*DIRECTIONS FOR THIS TASK*. Below are some entries. Output each one exactly as it appears.

*MATERIAL FOR THIS TASK*.
--*--
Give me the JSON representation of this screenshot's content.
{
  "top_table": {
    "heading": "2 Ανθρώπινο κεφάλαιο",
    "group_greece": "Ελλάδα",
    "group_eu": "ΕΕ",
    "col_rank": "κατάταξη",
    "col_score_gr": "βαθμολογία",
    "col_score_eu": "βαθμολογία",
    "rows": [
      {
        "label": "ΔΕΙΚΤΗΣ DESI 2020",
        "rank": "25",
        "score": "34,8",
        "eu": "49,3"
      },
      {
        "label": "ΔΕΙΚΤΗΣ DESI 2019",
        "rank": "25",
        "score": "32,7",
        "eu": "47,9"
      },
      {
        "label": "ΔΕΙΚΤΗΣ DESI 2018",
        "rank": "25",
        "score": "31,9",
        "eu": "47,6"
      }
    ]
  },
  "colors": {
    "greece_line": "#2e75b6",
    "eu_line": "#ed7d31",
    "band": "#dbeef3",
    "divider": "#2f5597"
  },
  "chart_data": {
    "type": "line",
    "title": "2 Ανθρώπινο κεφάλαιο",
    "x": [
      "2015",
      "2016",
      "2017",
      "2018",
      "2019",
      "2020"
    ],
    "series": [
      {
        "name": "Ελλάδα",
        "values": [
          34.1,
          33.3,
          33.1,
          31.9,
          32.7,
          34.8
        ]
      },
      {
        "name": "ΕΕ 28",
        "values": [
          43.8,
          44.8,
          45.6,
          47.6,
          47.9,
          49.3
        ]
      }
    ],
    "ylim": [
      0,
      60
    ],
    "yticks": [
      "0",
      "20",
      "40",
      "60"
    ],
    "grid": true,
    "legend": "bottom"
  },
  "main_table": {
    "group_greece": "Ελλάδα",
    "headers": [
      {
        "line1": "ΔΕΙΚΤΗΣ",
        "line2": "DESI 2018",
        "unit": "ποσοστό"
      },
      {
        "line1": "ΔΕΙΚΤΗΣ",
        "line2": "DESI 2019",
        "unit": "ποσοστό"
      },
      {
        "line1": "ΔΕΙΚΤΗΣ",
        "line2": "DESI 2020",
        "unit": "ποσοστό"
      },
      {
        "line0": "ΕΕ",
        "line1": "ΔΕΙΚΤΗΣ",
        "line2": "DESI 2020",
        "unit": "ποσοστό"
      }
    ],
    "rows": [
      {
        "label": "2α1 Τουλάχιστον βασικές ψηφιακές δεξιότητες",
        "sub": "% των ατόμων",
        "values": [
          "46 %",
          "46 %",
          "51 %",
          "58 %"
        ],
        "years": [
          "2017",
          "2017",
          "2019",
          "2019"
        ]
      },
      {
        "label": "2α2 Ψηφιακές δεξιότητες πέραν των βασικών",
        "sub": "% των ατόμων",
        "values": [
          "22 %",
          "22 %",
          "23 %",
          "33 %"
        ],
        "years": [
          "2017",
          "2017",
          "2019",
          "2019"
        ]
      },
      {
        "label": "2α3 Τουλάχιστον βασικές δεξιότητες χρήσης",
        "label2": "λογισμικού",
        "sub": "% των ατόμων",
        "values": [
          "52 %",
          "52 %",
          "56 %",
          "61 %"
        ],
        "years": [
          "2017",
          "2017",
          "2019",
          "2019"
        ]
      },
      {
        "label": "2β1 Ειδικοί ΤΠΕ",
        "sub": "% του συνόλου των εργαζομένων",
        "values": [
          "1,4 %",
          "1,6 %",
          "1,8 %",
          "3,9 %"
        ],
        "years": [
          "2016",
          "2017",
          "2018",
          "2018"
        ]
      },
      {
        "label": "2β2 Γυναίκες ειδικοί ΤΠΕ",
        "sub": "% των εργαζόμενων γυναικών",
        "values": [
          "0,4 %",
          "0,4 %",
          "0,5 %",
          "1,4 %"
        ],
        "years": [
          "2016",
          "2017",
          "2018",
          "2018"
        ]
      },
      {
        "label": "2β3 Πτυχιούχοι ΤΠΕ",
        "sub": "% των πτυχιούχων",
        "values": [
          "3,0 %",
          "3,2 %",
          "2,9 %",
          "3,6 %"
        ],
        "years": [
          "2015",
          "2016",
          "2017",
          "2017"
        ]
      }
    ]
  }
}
--*--
*FINISHED ANSWER*.
Give me the JSON representation of this screenshot's content.
{
  "top_table": {
    "heading": "2 Ανθρώπινο κεφάλαιο",
    "group_greece": "Ελλάδα",
    "group_eu": "ΕΕ",
    "col_rank": "κατάταξη",
    "col_score_gr": "βαθμολογία",
    "col_score_eu": "βαθμολογία",
    "rows": [
      {
        "label": "ΔΕΙΚΤΗΣ DESI 2020",
        "rank": "25",
        "score": "34,8",
        "eu": "49,3"
      },
      {
        "label": "ΔΕΙΚΤΗΣ DESI 2019",
        "rank": "25",
        "score": "32,7",
        "eu": "47,9"
      },
      {
        "label": "ΔΕΙΚΤΗΣ DESI 2018",
        "rank": "25",
        "score": "31,9",
        "eu": "47,6"
      }
    ]
  },
  "colors": {
    "greece_line": "#2e75b6",
    "eu_line": "#ed7d31",
    "band": "#dbeef3",
    "divider": "#2f5597"
  },
  "chart_data": {
    "type": "line",
    "title": "2 Ανθρώπινο κεφάλαιο",
    "x": [
      "2015",
      "2016",
      "2017",
      "2018",
      "2019",
      "2020"
    ],
    "series": [
      {
        "name": "Ελλάδα",
        "values": [
          34.1,
          33.3,
          33.1,
          31.9,
          32.7,
          34.8
        ]
      },
      {
        "name": "ΕΕ 28",
        "values": [
          43.8,
          44.8,
          45.6,
          47.6,
          47.9,
          49.3
        ]
      }
    ],
    "ylim": [
      0,
      60
    ],
    "yticks": [
      "0",
      "20",
      "40",
      "60"
    ],
    "grid": true,
    "legend": "bottom"
  },
  "main_table": {
    "group_greece": "Ελλάδα",
    "headers": [
      {
        "line1": "ΔΕΙΚΤΗΣ",
        "line2": "DESI 2018",
        "unit": "ποσοστό"
      },
      {
        "line1": "ΔΕΙΚΤΗΣ",
        "line2": "DESI 2019",
        "unit": "ποσοστό"
      },
      {
        "line1": "ΔΕΙΚΤΗΣ",
        "line2": "DESI 2020",
        "unit": "ποσοστό"
      },
      {
        "line0": "ΕΕ",
        "line1": "ΔΕΙΚΤΗΣ",
        "line2": "DESI 2020",
        "unit": "ποσοστό"
      }
    ],
    "rows": [
      {
        "label": "2α1 Τουλάχιστον βασικές ψηφιακές δεξιότητες",
        "sub": "% των ατόμων",
        "values": [
          "46 %",
          "46 %",
          "51 %",
          "58 %"
        ],
        "years": [
          "2017",
          "2017",
          "2019",
          "2019"
        ]
      },
      {
        "label": "2α2 Ψηφιακές δεξιότητες πέραν των βασικών",
        "sub": "% των ατόμων",
        "values": [
          "22 %",
          "22 %",
          "23 %",
          "33 %"
        ],
        "years": [
          "2017",
          "2017",
          "2019",
          "2019"
        ]
      },
      {
        "label": "2α3 Τουλάχιστον βασικές δεξιότητες χρήσης",
        "label2": "λογισμικού",
        "sub": "% των ατόμων",
        "values": [
          "52 %",
          "52 %",
          "56 %",
          "61 %"
        ],
        "years": [
          "2017",
          "2017",
          "2019",
          "2019"
        ]
      },
      {
        "label": "2β1 Ειδικοί ΤΠΕ",
        "sub": "% του συνόλου των εργαζομένων",
        "values": [
          "1,4 %",
          "1,6 %",
          "1,8 %",
          "3,9 %"
        ],
        "years": [
          "2016",
          "2017",
          "2018",
          "2018"
        ]
      },
      {
        "label": "2β2 Γυναίκες ειδικοί ΤΠΕ",
        "sub": "% των εργαζόμενων γυναικών",
        "values": [
          "0,4 %",
          "0,4 %",
          "0,5 %",
          "1,4 %"
        ],
        "years": [
          "2016",
          "2017",
          "2018",
          "2018"
        ]
      },
      {
        "label": "2β3 Πτυχιούχοι ΤΠΕ",
        "sub": "% των πτυχιούχων",
        "values": [
          "3,0 %",
          "3,2 %",
          "2,9 %",
          "3,6 %"
        ],
        "years": [
          "2015",
          "2016",
          "2017",
          "2017"
        ]
      }
    ]
  }
}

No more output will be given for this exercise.